Stated task: Return every record verbatim.

Data to use:
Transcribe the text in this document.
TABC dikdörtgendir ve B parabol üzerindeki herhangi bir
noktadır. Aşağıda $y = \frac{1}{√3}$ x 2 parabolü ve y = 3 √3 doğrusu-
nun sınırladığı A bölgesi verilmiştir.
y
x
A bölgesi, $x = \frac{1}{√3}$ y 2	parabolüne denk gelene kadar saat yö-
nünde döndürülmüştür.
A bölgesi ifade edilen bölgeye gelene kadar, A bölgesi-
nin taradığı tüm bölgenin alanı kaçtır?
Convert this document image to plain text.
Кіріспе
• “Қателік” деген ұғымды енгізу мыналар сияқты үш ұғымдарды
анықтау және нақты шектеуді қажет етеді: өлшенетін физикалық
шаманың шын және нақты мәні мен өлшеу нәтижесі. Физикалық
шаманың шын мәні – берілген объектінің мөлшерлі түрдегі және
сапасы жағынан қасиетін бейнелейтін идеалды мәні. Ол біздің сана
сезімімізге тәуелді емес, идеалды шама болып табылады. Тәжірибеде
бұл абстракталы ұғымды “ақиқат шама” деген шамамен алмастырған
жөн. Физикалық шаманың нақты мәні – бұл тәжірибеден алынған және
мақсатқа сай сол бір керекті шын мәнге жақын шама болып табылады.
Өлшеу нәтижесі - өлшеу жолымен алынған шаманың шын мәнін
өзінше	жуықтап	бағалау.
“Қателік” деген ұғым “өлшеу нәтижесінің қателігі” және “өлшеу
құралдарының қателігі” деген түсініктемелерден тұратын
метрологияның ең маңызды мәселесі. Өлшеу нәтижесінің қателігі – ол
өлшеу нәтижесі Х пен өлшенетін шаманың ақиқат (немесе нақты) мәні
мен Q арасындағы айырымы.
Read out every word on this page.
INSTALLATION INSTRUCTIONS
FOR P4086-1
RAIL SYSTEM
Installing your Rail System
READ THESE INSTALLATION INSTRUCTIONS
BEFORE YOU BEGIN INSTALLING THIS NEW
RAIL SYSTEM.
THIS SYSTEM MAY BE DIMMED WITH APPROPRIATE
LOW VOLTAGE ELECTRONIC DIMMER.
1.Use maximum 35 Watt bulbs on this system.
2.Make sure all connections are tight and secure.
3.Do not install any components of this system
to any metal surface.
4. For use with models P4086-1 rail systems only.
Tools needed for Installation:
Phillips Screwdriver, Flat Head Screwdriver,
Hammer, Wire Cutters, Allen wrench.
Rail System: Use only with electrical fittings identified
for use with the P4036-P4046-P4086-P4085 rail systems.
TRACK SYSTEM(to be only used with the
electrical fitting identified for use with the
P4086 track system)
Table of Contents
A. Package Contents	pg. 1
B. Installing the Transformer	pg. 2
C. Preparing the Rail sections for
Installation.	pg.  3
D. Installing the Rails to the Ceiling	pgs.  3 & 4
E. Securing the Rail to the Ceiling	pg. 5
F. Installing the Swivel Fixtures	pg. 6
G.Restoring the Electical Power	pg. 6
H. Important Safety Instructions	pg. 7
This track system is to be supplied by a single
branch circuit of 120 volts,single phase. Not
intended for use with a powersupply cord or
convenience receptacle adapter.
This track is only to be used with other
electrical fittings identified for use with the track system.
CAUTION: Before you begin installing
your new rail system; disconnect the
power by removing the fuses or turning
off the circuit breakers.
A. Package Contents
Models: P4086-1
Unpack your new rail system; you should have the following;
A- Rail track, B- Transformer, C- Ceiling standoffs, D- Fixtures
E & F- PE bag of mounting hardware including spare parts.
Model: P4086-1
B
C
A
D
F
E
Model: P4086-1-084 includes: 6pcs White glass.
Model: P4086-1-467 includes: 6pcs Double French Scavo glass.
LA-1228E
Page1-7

Result of the exercise:
Transcribe the text in this document.
TABC dikdörtgendir ve B parabol üzerindeki herhangi bir
noktadır. Aşağıda $y = \frac{1}{√3}$ x 2 parabolü ve y = 3 √3 doğrusu-
nun sınırladığı A bölgesi verilmiştir.
y
x
A bölgesi, $x = \frac{1}{√3}$ y 2	parabolüne denk gelene kadar saat yö-
nünde döndürülmüştür.
A bölgesi ifade edilen bölgeye gelene kadar, A bölgesi-
nin taradığı tüm bölgenin alanı kaçtır?
Convert this document image to plain text.
Кіріспе
• “Қателік” деген ұғымды енгізу мыналар сияқты үш ұғымдарды
анықтау және нақты шектеуді қажет етеді: өлшенетін физикалық
шаманың шын және нақты мәні мен өлшеу нәтижесі. Физикалық
шаманың шын мәні – берілген объектінің мөлшерлі түрдегі және
сапасы жағынан қасиетін бейнелейтін идеалды мәні. Ол біздің сана
сезімімізге тәуелді емес, идеалды шама болып табылады. Тәжірибеде
бұл абстракталы ұғымды “ақиқат шама” деген шамамен алмастырған
жөн. Физикалық шаманың нақты мәні – бұл тәжірибеден алынған және
мақсатқа сай сол бір керекті шын мәнге жақын шама болып табылады.
Өлшеу нәтижесі - өлшеу жолымен алынған шаманың шын мәнін
өзінше	жуықтап	бағалау.
“Қателік” деген ұғым “өлшеу нәтижесінің қателігі” және “өлшеу
құралдарының қателігі” деген түсініктемелерден тұратын
метрологияның ең маңызды мәселесі. Өлшеу нәтижесінің қателігі – ол
өлшеу нәтижесі Х пен өлшенетін шаманың ақиқат (немесе нақты) мәні
мен Q арасындағы айырымы.
Read out every word on this page.
INSTALLATION INSTRUCTIONS
FOR P4086-1
RAIL SYSTEM
Installing your Rail System
READ THESE INSTALLATION INSTRUCTIONS
BEFORE YOU BEGIN INSTALLING THIS NEW
RAIL SYSTEM.
THIS SYSTEM MAY BE DIMMED WITH APPROPRIATE
LOW VOLTAGE ELECTRONIC DIMMER.
1.Use maximum 35 Watt bulbs on this system.
2.Make sure all connections are tight and secure.
3.Do not install any components of this system
to any metal surface.
4. For use with models P4086-1 rail systems only.
Tools needed for Installation:
Phillips Screwdriver, Flat Head Screwdriver,
Hammer, Wire Cutters, Allen wrench.
Rail System: Use only with electrical fittings identified
for use with the P4036-P4046-P4086-P4085 rail systems.
TRACK SYSTEM(to be only used with the
electrical fitting identified for use with the
P4086 track system)
Table of Contents
A. Package Contents	pg. 1
B. Installing the Transformer	pg. 2
C. Preparing the Rail sections for
Installation.	pg.  3
D. Installing the Rails to the Ceiling	pgs.  3 & 4
E. Securing the Rail to the Ceiling	pg. 5
F. Installing the Swivel Fixtures	pg. 6
G.Restoring the Electical Power	pg. 6
H. Important Safety Instructions	pg. 7
This track system is to be supplied by a single
branch circuit of 120 volts,single phase. Not
intended for use with a powersupply cord or
convenience receptacle adapter.
This track is only to be used with other
electrical fittings identified for use with the track system.
CAUTION: Before you begin installing
your new rail system; disconnect the
power by removing the fuses or turning
off the circuit breakers.
A. Package Contents
Models: P4086-1
Unpack your new rail system; you should have the following;
A- Rail track, B- Transformer, C- Ceiling standoffs, D- Fixtures
E & F- PE bag of mounting hardware including spare parts.
Model: P4086-1
B
C
A
D
F
E
Model: P4086-1-084 includes: 6pcs White glass.
Model: P4086-1-467 includes: 6pcs Double French Scavo glass.
LA-1228E
Page1-7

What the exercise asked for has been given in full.